Look through the data and write out every line with the word "家用电器" in it.

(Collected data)
Start

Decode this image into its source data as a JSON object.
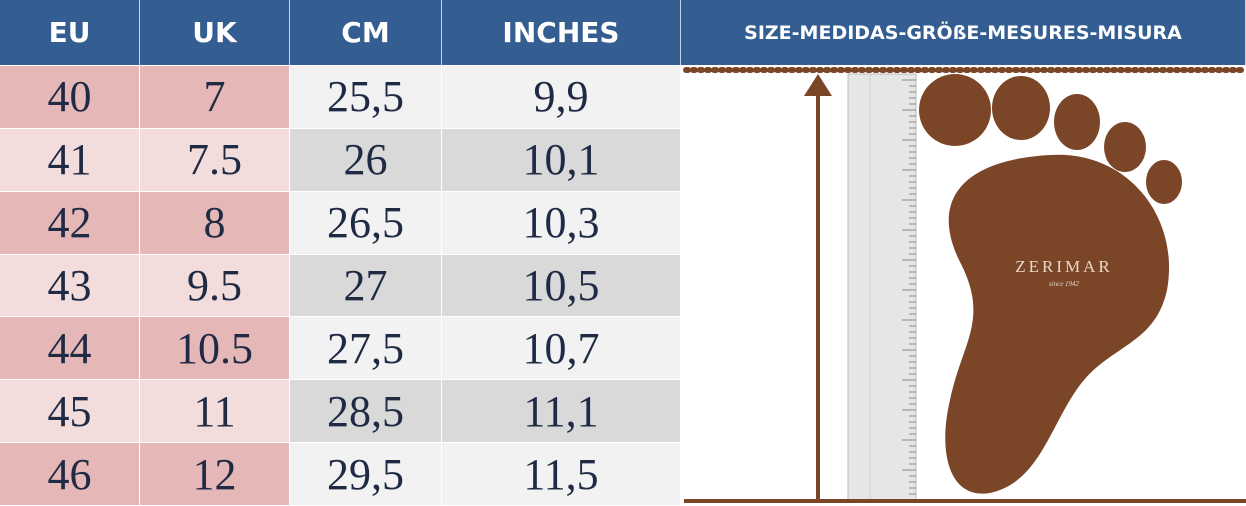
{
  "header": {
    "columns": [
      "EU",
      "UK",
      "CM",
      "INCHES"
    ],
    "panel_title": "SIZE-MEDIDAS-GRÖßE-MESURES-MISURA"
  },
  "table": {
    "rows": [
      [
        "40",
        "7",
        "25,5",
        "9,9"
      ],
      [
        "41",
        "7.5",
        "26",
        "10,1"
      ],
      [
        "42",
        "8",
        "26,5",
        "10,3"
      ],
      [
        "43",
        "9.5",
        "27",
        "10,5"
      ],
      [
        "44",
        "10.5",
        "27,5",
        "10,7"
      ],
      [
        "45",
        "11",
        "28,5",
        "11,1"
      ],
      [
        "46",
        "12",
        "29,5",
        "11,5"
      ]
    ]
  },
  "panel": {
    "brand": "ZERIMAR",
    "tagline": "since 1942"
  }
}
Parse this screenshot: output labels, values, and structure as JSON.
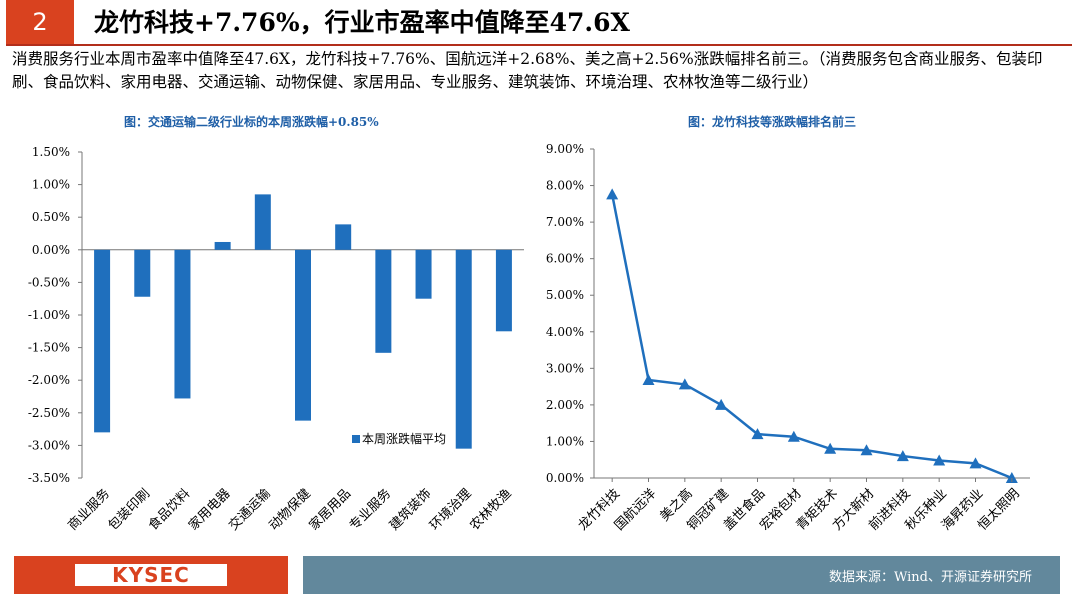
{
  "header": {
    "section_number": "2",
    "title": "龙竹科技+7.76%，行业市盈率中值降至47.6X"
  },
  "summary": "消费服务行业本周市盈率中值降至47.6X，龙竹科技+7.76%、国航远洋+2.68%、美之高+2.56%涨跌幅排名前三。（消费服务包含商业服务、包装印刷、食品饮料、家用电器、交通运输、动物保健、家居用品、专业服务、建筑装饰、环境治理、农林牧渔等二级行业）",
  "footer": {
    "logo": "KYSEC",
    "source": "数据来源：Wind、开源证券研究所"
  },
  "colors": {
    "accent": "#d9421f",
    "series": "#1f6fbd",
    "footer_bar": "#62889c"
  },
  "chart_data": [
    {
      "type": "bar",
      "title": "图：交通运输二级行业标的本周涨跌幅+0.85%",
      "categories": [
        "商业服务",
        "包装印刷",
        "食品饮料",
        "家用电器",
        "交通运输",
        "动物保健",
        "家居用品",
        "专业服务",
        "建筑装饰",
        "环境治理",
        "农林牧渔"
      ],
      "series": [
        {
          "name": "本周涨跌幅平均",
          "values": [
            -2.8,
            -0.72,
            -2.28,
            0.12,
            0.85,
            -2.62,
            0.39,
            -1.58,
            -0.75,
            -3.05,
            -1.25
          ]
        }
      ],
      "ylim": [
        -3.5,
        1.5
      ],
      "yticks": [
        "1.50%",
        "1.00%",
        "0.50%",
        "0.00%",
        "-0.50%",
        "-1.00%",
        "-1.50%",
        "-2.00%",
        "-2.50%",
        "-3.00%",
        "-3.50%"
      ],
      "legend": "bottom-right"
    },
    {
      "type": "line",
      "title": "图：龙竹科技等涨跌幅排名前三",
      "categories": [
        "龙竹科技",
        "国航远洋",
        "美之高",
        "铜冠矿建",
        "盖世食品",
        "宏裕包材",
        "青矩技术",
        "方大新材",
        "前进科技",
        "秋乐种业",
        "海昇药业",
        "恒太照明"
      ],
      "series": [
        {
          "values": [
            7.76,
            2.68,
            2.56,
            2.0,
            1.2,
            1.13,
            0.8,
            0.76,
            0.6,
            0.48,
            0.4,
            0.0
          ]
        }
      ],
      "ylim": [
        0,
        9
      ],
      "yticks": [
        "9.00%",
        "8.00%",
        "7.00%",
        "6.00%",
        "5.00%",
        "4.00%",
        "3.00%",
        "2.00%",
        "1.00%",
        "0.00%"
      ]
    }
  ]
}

End

◆ **Final result**:
  "summary": "消费服务行业本周市盈率中值降至47.6X，龙竹科技+7.76%、国航远洋+2.68%、美之高+2.56%涨跌幅排名前三。（消费服务包含商业服务、包装印刷、食品饮料、家用电器、交通运输、动物保健、家居用品、专业服务、建筑装饰、环境治理、农林牧渔等二级行业）",
        "家用电器",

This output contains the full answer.